Extracted data entries
━━━━━━━━━━━━━━━━━━━━

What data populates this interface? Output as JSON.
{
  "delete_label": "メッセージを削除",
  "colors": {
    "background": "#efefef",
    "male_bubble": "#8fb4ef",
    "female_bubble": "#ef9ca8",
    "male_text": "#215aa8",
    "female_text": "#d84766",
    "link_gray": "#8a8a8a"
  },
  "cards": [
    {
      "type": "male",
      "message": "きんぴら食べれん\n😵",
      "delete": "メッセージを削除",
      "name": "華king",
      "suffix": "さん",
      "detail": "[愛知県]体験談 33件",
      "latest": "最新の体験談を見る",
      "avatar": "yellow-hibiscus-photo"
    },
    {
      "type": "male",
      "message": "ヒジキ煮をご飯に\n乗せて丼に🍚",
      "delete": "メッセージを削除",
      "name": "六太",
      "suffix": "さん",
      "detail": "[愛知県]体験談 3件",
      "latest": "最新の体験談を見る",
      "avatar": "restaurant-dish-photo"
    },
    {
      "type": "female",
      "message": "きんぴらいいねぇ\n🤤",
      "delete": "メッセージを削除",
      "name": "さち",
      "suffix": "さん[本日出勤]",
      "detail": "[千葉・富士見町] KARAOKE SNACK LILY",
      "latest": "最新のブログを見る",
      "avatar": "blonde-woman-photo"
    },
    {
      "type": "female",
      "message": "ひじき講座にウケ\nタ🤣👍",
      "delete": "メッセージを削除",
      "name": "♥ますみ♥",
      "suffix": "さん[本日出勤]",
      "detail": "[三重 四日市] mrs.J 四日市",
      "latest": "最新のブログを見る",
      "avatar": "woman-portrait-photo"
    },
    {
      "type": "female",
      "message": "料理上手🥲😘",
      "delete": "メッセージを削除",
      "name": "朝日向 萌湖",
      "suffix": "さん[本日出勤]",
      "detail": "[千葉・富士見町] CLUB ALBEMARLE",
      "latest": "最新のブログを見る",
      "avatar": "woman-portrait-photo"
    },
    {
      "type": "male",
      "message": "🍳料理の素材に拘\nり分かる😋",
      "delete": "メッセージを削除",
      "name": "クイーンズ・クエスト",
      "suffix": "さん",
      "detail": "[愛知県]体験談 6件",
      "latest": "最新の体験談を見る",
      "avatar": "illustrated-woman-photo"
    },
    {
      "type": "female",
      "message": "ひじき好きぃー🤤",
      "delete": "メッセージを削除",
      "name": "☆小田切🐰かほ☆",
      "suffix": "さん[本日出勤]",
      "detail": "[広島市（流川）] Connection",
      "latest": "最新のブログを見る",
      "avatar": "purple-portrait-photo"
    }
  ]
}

━━━━━━━━━━━━━━━━━━━━

Repeat each of the entries above precisely as given.

What data populates this interface? Output as JSON.
{
  "delete_label": "メッセージを削除",
  "colors": {
    "background": "#efefef",
    "male_bubble": "#8fb4ef",
    "female_bubble": "#ef9ca8",
    "male_text": "#215aa8",
    "female_text": "#d84766",
    "link_gray": "#8a8a8a"
  },
  "cards": [
    {
      "type": "male",
      "message": "きんぴら食べれん\n😵",
      "delete": "メッセージを削除",
      "name": "華king",
      "suffix": "さん",
      "detail": "[愛知県]体験談 33件",
      "latest": "最新の体験談を見る",
      "avatar": "yellow-hibiscus-photo"
    },
    {
      "type": "male",
      "message": "ヒジキ煮をご飯に\n乗せて丼に🍚",
      "delete": "メッセージを削除",
      "name": "六太",
      "suffix": "さん",
      "detail": "[愛知県]体験談 3件",
      "latest": "最新の体験談を見る",
      "avatar": "restaurant-dish-photo"
    },
    {
      "type": "female",
      "message": "きんぴらいいねぇ\n🤤",
      "delete": "メッセージを削除",
      "name": "さち",
      "suffix": "さん[本日出勤]",
      "detail": "[千葉・富士見町] KARAOKE SNACK LILY",
      "latest": "最新のブログを見る",
      "avatar": "blonde-woman-photo"
    },
    {
      "type": "female",
      "message": "ひじき講座にウケ\nタ🤣👍",
      "delete": "メッセージを削除",
      "name": "♥ますみ♥",
      "suffix": "さん[本日出勤]",
      "detail": "[三重 四日市] mrs.J 四日市",
      "latest": "最新のブログを見る",
      "avatar": "woman-portrait-photo"
    },
    {
      "type": "female",
      "message": "料理上手🥲😘",
      "delete": "メッセージを削除",
      "name": "朝日向 萌湖",
      "suffix": "さん[本日出勤]",
      "detail": "[千葉・富士見町] CLUB ALBEMARLE",
      "latest": "最新のブログを見る",
      "avatar": "woman-portrait-photo"
    },
    {
      "type": "male",
      "message": "🍳料理の素材に拘\nり分かる😋",
      "delete": "メッセージを削除",
      "name": "クイーンズ・クエスト",
      "suffix": "さん",
      "detail": "[愛知県]体験談 6件",
      "latest": "最新の体験談を見る",
      "avatar": "illustrated-woman-photo"
    },
    {
      "type": "female",
      "message": "ひじき好きぃー🤤",
      "delete": "メッセージを削除",
      "name": "☆小田切🐰かほ☆",
      "suffix": "さん[本日出勤]",
      "detail": "[広島市（流川）] Connection",
      "latest": "最新のブログを見る",
      "avatar": "purple-portrait-photo"
    }
  ]
}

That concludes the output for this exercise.